# RECORDS FOR THE EXERCISE:
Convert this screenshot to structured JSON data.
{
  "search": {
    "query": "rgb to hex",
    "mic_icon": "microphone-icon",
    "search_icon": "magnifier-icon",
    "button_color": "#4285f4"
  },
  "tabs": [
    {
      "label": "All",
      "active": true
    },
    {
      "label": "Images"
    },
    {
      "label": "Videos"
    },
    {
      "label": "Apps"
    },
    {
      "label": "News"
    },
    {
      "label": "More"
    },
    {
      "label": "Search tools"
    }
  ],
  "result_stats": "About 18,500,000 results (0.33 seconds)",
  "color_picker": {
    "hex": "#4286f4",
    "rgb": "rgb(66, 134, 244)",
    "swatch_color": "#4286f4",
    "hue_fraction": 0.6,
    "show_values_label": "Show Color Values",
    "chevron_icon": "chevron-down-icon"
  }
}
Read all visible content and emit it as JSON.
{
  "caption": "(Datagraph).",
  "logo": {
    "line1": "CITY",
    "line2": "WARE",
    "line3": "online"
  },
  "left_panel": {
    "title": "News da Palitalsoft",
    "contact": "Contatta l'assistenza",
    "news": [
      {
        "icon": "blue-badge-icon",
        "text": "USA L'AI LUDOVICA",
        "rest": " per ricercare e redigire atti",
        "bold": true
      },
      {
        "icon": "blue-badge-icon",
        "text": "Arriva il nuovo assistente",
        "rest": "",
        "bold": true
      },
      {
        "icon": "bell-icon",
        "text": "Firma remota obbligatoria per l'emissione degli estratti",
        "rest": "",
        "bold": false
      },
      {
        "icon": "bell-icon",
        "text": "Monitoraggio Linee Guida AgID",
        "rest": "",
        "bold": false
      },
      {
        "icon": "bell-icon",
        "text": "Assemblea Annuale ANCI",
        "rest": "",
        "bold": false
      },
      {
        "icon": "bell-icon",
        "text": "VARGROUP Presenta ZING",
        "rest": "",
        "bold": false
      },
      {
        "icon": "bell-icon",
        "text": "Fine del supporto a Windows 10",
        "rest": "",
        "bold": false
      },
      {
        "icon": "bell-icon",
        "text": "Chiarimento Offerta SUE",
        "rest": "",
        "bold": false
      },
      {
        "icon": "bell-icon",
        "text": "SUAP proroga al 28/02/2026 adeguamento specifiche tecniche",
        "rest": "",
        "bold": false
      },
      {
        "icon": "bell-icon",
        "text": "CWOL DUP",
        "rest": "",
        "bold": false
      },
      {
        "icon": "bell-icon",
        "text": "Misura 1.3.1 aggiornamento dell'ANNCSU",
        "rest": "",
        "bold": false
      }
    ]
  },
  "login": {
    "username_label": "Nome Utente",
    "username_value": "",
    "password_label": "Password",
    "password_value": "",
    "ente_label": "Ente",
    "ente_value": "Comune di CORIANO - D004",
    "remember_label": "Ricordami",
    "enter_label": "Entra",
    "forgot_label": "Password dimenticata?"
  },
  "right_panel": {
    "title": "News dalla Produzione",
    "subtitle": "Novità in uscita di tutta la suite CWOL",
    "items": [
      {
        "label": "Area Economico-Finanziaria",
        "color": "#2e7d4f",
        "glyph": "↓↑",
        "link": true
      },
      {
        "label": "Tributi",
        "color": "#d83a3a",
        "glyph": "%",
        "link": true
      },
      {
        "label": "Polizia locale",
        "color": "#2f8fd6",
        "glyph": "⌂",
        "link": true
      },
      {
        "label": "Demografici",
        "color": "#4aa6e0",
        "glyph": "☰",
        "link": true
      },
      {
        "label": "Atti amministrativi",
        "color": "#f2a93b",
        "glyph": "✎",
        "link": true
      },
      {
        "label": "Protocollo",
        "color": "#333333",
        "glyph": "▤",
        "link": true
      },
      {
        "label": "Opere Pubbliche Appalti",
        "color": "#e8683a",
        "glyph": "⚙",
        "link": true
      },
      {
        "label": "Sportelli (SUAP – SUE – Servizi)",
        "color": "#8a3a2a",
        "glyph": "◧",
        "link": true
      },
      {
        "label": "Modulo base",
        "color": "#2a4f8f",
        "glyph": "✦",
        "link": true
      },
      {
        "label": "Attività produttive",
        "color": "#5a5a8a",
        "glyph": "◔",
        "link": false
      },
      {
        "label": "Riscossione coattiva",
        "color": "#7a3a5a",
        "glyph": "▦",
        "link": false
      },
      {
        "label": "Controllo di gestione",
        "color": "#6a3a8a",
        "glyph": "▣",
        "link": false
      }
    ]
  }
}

# TASK:
Transcribe each record exactly. Leave nothing out.

# RESULT OF THE TASK:
Convert this screenshot to structured JSON data.
{
  "search": {
    "query": "rgb to hex",
    "mic_icon": "microphone-icon",
    "search_icon": "magnifier-icon",
    "button_color": "#4285f4"
  },
  "tabs": [
    {
      "label": "All",
      "active": true
    },
    {
      "label": "Images"
    },
    {
      "label": "Videos"
    },
    {
      "label": "Apps"
    },
    {
      "label": "News"
    },
    {
      "label": "More"
    },
    {
      "label": "Search tools"
    }
  ],
  "result_stats": "About 18,500,000 results (0.33 seconds)",
  "color_picker": {
    "hex": "#4286f4",
    "rgb": "rgb(66, 134, 244)",
    "swatch_color": "#4286f4",
    "hue_fraction": 0.6,
    "show_values_label": "Show Color Values",
    "chevron_icon": "chevron-down-icon"
  }
}
Read all visible content and emit it as JSON.
{
  "caption": "(Datagraph).",
  "logo": {
    "line1": "CITY",
    "line2": "WARE",
    "line3": "online"
  },
  "left_panel": {
    "title": "News da Palitalsoft",
    "contact": "Contatta l'assistenza",
    "news": [
      {
        "icon": "blue-badge-icon",
        "text": "USA L'AI LUDOVICA",
        "rest": " per ricercare e redigire atti",
        "bold": true
      },
      {
        "icon": "blue-badge-icon",
        "text": "Arriva il nuovo assistente",
        "rest": "",
        "bold": true
      },
      {
        "icon": "bell-icon",
        "text": "Firma remota obbligatoria per l'emissione degli estratti",
        "rest": "",
        "bold": false
      },
      {
        "icon": "bell-icon",
        "text": "Monitoraggio Linee Guida AgID",
        "rest": "",
        "bold": false
      },
      {
        "icon": "bell-icon",
        "text": "Assemblea Annuale ANCI",
        "rest": "",
        "bold": false
      },
      {
        "icon": "bell-icon",
        "text": "VARGROUP Presenta ZING",
        "rest": "",
        "bold": false
      },
      {
        "icon": "bell-icon",
        "text": "Fine del supporto a Windows 10",
        "rest": "",
        "bold": false
      },
      {
        "icon": "bell-icon",
        "text": "Chiarimento Offerta SUE",
        "rest": "",
        "bold": false
      },
      {
        "icon": "bell-icon",
        "text": "SUAP proroga al 28/02/2026 adeguamento specifiche tecniche",
        "rest": "",
        "bold": false
      },
      {
        "icon": "bell-icon",
        "text": "CWOL DUP",
        "rest": "",
        "bold": false
      },
      {
        "icon": "bell-icon",
        "text": "Misura 1.3.1 aggiornamento dell'ANNCSU",
        "rest": "",
        "bold": false
      }
    ]
  },
  "login": {
    "username_label": "Nome Utente",
    "username_value": "",
    "password_label": "Password",
    "password_value": "",
    "ente_label": "Ente",
    "ente_value": "Comune di CORIANO - D004",
    "remember_label": "Ricordami",
    "enter_label": "Entra",
    "forgot_label": "Password dimenticata?"
  },
  "right_panel": {
    "title": "News dalla Produzione",
    "subtitle": "Novità in uscita di tutta la suite CWOL",
    "items": [
      {
        "label": "Area Economico-Finanziaria",
        "color": "#2e7d4f",
        "glyph": "↓↑",
        "link": true
      },
      {
        "label": "Tributi",
        "color": "#d83a3a",
        "glyph": "%",
        "link": true
      },
      {
        "label": "Polizia locale",
        "color": "#2f8fd6",
        "glyph": "⌂",
        "link": true
      },
      {
        "label": "Demografici",
        "color": "#4aa6e0",
        "glyph": "☰",
        "link": true
      },
      {
        "label": "Atti amministrativi",
        "color": "#f2a93b",
        "glyph": "✎",
        "link": true
      },
      {
        "label": "Protocollo",
        "color": "#333333",
        "glyph": "▤",
        "link": true
      },
      {
        "label": "Opere Pubbliche Appalti",
        "color": "#e8683a",
        "glyph": "⚙",
        "link": true
      },
      {
        "label": "Sportelli (SUAP – SUE – Servizi)",
        "color": "#8a3a2a",
        "glyph": "◧",
        "link": true
      },
      {
        "label": "Modulo base",
        "color": "#2a4f8f",
        "glyph": "✦",
        "link": true
      },
      {
        "label": "Attività produttive",
        "color": "#5a5a8a",
        "glyph": "◔",
        "link": false
      },
      {
        "label": "Riscossione coattiva",
        "color": "#7a3a5a",
        "glyph": "▦",
        "link": false
      },
      {
        "label": "Controllo di gestione",
        "color": "#6a3a8a",
        "glyph": "▣",
        "link": false
      }
    ]
  }
}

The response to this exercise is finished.